§ THE TASK
Reproduce all the material exactly, minus any pictures it holds.

§ DATA EXTRACT

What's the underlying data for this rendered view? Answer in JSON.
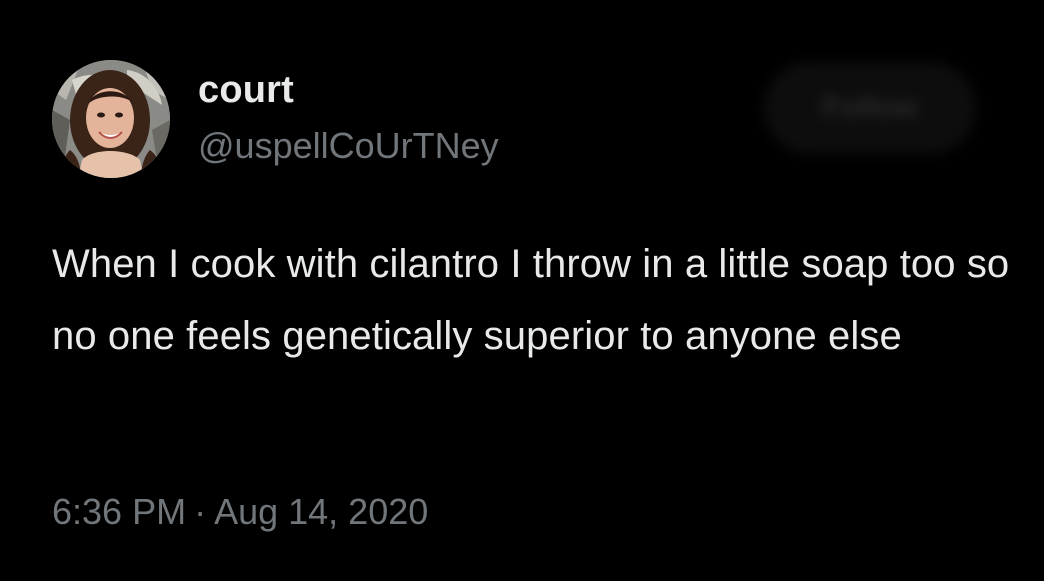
{
  "user": {
    "display_name": "court",
    "handle": "@uspellCoUrTNey",
    "avatar_icon": "profile-photo"
  },
  "follow_button": {
    "label": "Follow"
  },
  "tweet": {
    "text": "When I cook with cilantro I throw in a little soap too so no one feels genetically superior to anyone else",
    "time": "6:36 PM",
    "separator": "·",
    "date": "Aug 14, 2020"
  },
  "colors": {
    "background": "#000000",
    "primary_text": "#e7e9ea",
    "secondary_text": "#71767b"
  }
}
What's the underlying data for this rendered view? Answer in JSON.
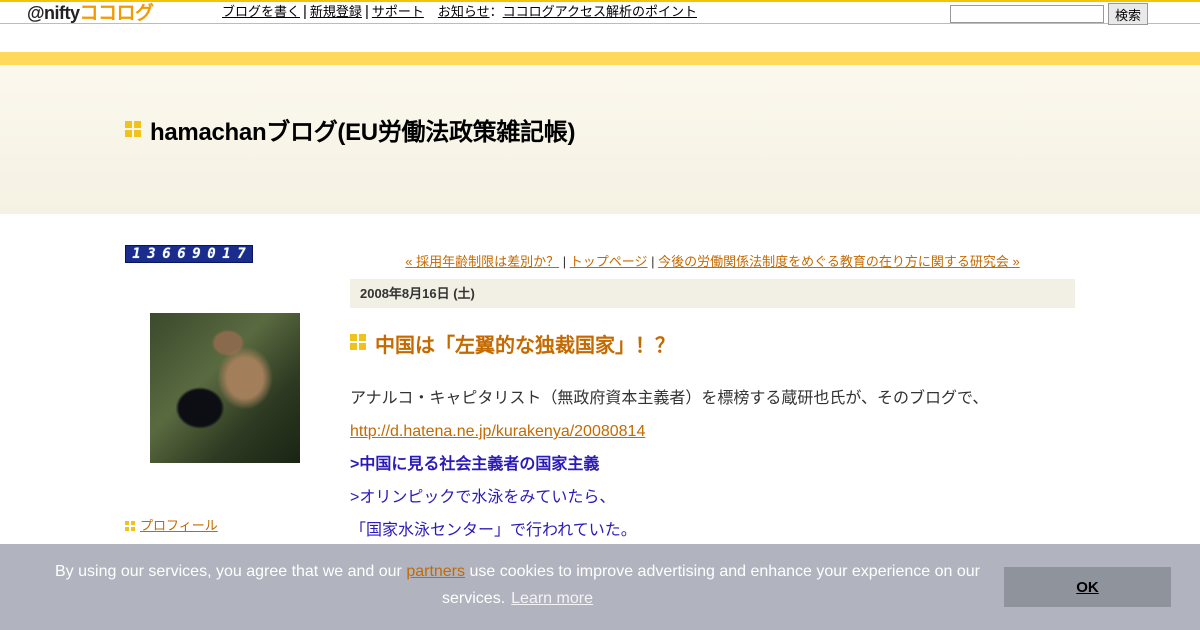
{
  "topbar": {
    "logo_prefix": "@nifty",
    "logo_brand": "ココログ",
    "nav": [
      {
        "label": "ブログを書く"
      },
      {
        "label": "新規登録"
      },
      {
        "label": "サポート"
      }
    ],
    "news_label": "お知らせ",
    "news_colon": "：",
    "news_link": "ココログアクセス解析のポイント",
    "search_placeholder": "",
    "search_button": "検索"
  },
  "header": {
    "blog_title": "hamachanブログ(EU労働法政策雑記帳)"
  },
  "sidebar": {
    "access_count": "13669017",
    "profile_link": "プロフィール"
  },
  "entry_nav": {
    "prev": "« 採用年齢制限は差別か？",
    "separator": " | ",
    "home": "トップページ",
    "next": "今後の労働関係法制度をめぐる教育の在り方に関する研究会 »"
  },
  "entry": {
    "date": "2008年8月16日 (土)",
    "title": "中国は「左翼的な独裁国家」！？",
    "body_line_1": "アナルコ・キャピタリスト（無政府資本主義者）を標榜する蔵研也氏が、そのブログで、",
    "link": "http://d.hatena.ne.jp/kurakenya/20080814",
    "quote_heading": ">中国に見る社会主義者の国家主義",
    "quote_line_1": ">オリンピックで水泳をみていたら、",
    "quote_line_2": "「国家水泳センター」で行われていた。"
  },
  "cookie_banner": {
    "text_before": "By using our services, you agree that we and our ",
    "partners_link": "partners",
    "text_after": " use cookies to improve advertising and enhance your experience on our services.",
    "learn_more": "Learn more",
    "ok_button": "OK"
  },
  "colors": {
    "accent_orange": "#c46a00",
    "quote_blue": "#2a1ab8",
    "header_yellow": "#ffd95a",
    "icon_yellow": "#f0c21a",
    "banner_gray": "#b1b4be"
  }
}
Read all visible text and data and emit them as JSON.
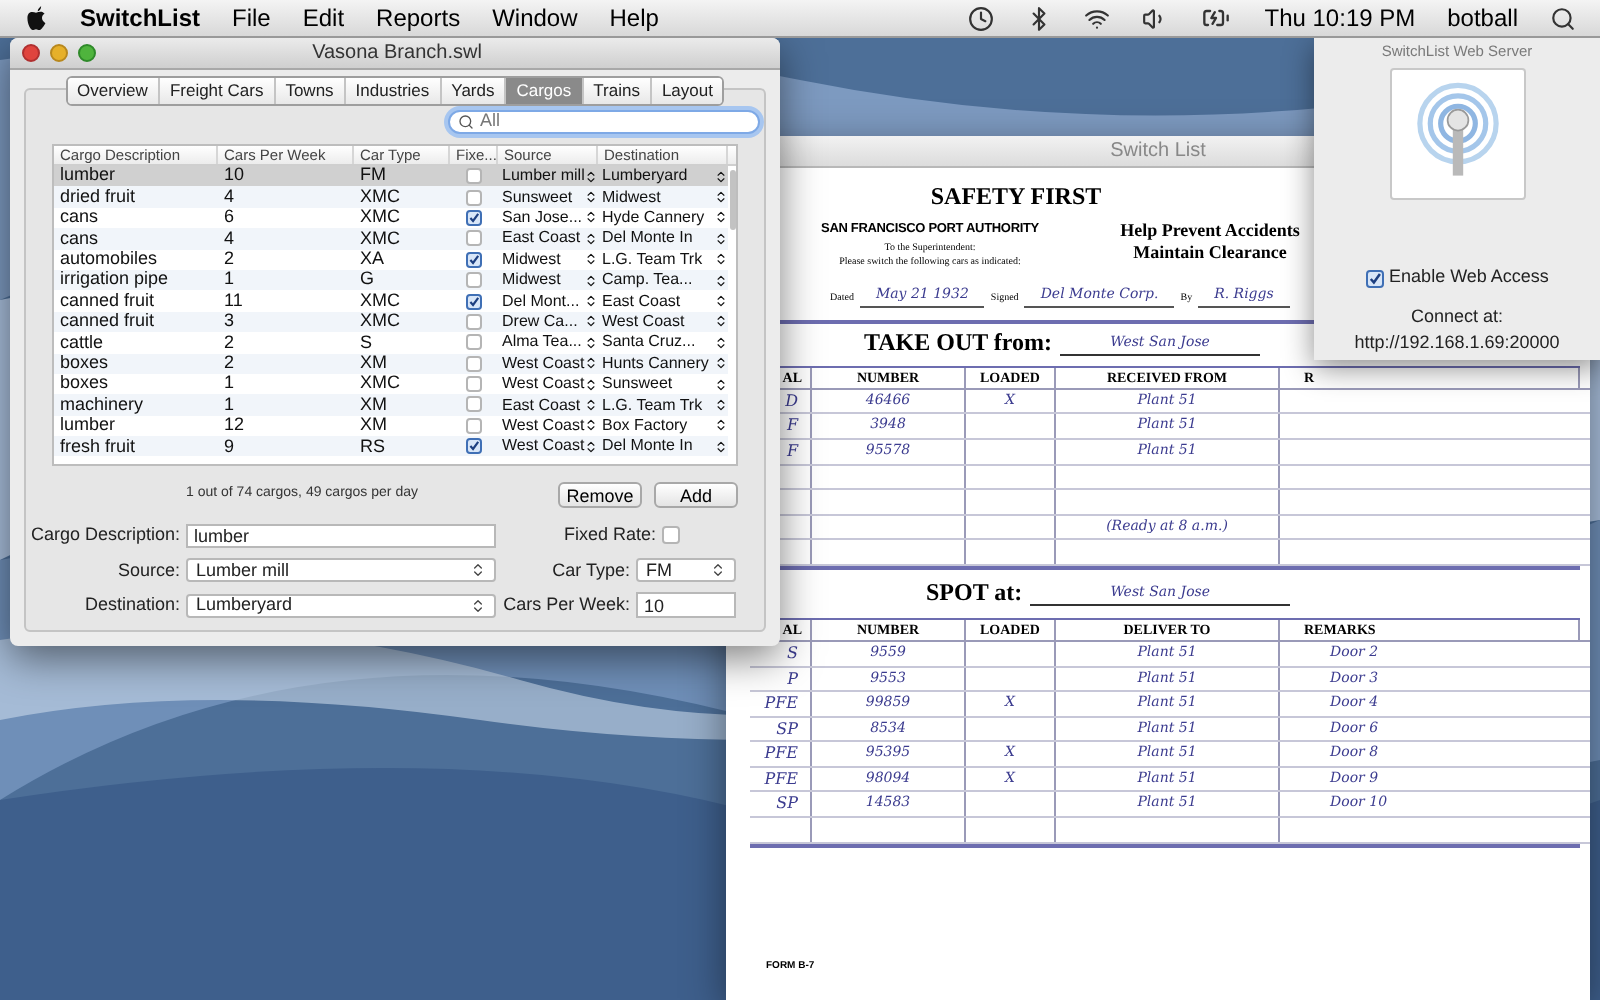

§ WORKED ANSWER
What's the underlying data for this rendered view? Answer in JSON.
{
  "user": {
    "display_name": "court",
    "handle": "@uspellCoUrTNey",
    "avatar_icon": "profile-photo"
  },
  "follow_button": {
    "label": "Follow"
  },
  "tweet": {
    "text": "When I cook with cilantro I throw in a little soap too so no one feels genetically superior to anyone else",
    "time": "6:36 PM",
    "separator": "·",
    "date": "Aug 14, 2020"
  },
  "colors": {
    "background": "#000000",
    "primary_text": "#e7e9ea",
    "secondary_text": "#71767b"
  }
}
What's the underlying data for this rendered view? Answer in JSON.
{
  "topbar": {
    "logo_prefix": "@nifty",
    "logo_brand": "ココログ",
    "nav": [
      {
        "label": "ブログを書く"
      },
      {
        "label": "新規登録"
      },
      {
        "label": "サポート"
      }
    ],
    "news_label": "お知らせ",
    "news_colon": "：",
    "news_link": "ココログアクセス解析のポイント",
    "search_placeholder": "",
    "search_button": "検索"
  },
  "header": {
    "blog_title": "hamachanブログ(EU労働法政策雑記帳)"
  },
  "sidebar": {
    "access_count": "13669017",
    "profile_link": "プロフィール"
  },
  "entry_nav": {
    "prev": "« 採用年齢制限は差別か？",
    "separator": " | ",
    "home": "トップページ",
    "next": "今後の労働関係法制度をめぐる教育の在り方に関する研究会 »"
  },
  "entry": {
    "date": "2008年8月16日 (土)",
    "title": "中国は「左翼的な独裁国家」！？",
    "body_line_1": "アナルコ・キャピタリスト（無政府資本主義者）を標榜する蔵研也氏が、そのブログで、",
    "link": "http://d.hatena.ne.jp/kurakenya/20080814",
    "quote_heading": ">中国に見る社会主義者の国家主義",
    "quote_line_1": ">オリンピックで水泳をみていたら、",
    "quote_line_2": "「国家水泳センター」で行われていた。"
  },
  "cookie_banner": {
    "text_before": "By using our services, you agree that we and our ",
    "partners_link": "partners",
    "text_after": " use cookies to improve advertising and enhance your experience on our services.",
    "learn_more": "Learn more",
    "ok_button": "OK"
  },
  "colors": {
    "accent_orange": "#c46a00",
    "quote_blue": "#2a1ab8",
    "header_yellow": "#ffd95a",
    "icon_yellow": "#f0c21a",
    "banner_gray": "#b1b4be"
  }
}
Read all visible text and data and emit them as JSON.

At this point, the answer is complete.